§ INSTRUCTIONS FOR THE TASK:
Search the entries for the word "SEQUENCE" and pull out each line that has it.

§ WORKING DATA:
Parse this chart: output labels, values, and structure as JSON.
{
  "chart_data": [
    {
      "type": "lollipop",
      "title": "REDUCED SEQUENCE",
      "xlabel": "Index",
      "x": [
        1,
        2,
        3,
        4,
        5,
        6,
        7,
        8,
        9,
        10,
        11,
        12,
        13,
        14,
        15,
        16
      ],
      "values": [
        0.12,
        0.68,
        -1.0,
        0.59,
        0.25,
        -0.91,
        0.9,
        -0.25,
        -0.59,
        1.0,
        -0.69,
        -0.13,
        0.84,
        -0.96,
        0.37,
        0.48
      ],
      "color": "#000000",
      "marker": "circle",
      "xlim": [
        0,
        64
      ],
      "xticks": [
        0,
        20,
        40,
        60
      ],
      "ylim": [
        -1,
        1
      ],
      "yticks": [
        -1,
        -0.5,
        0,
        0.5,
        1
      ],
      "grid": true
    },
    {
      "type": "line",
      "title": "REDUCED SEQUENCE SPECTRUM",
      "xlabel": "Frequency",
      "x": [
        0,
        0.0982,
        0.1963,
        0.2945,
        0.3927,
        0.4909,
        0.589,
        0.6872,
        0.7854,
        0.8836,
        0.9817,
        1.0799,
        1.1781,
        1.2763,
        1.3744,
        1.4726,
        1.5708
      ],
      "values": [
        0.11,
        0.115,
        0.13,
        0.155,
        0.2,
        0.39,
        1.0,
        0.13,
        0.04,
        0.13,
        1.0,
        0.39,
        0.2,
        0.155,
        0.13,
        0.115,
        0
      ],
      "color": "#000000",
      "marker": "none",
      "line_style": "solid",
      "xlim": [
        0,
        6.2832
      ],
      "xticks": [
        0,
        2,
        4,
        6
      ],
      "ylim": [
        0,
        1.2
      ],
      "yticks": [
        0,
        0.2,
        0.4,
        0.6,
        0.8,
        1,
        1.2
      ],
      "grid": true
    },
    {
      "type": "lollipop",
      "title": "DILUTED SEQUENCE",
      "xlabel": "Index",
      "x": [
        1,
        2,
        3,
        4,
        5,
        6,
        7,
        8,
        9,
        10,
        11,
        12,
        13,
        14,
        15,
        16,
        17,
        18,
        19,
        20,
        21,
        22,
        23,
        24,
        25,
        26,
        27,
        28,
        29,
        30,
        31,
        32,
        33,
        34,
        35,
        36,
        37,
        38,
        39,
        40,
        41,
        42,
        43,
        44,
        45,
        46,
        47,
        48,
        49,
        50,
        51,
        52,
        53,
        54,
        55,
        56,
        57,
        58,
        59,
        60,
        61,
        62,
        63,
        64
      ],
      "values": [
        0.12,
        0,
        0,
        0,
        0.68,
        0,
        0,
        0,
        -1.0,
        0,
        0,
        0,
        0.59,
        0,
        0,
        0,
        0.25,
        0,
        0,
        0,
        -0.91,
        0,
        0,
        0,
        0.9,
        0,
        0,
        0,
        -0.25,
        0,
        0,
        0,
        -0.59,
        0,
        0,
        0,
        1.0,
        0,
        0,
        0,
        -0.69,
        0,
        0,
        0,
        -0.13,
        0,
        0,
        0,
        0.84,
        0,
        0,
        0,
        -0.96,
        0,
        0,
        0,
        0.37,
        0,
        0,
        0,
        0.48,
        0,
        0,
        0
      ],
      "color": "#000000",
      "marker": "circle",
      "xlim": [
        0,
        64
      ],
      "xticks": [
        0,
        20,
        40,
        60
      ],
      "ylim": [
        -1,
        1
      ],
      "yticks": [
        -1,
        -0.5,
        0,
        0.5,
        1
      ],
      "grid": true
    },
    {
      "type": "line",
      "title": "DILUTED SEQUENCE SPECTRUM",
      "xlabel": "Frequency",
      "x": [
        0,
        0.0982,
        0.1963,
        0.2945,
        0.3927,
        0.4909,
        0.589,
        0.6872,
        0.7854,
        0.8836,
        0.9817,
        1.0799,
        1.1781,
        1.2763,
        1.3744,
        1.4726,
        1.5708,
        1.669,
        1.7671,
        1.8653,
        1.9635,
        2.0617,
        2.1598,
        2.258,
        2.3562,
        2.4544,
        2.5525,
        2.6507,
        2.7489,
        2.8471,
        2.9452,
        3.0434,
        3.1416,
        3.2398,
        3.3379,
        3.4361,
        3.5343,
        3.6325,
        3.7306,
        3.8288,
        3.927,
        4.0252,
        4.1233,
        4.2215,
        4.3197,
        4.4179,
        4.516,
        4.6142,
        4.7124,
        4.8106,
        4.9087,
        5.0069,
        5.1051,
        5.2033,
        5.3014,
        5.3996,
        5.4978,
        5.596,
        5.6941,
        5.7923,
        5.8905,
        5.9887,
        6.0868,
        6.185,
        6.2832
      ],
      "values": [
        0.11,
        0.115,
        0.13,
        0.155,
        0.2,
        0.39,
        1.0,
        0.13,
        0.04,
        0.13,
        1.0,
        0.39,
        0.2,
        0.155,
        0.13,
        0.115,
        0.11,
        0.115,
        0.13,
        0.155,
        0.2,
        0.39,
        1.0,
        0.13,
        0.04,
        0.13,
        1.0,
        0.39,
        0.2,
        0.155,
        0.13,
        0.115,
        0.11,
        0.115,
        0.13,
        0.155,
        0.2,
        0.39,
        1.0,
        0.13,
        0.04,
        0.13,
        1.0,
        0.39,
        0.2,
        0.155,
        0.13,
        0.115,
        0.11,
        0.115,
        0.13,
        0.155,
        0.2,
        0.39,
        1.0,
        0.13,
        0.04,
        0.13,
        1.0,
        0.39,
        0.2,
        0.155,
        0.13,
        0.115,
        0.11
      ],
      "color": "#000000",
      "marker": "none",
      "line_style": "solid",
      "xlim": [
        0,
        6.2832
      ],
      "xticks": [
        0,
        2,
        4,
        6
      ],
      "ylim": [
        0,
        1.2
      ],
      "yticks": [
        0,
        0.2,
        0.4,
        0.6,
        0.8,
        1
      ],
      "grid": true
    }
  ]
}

§ THE SOLUTION:
      "title": "REDUCED SEQUENCE",
      "title": "REDUCED SEQUENCE SPECTRUM",
      "title": "DILUTED SEQUENCE",
      "title": "DILUTED SEQUENCE SPECTRUM",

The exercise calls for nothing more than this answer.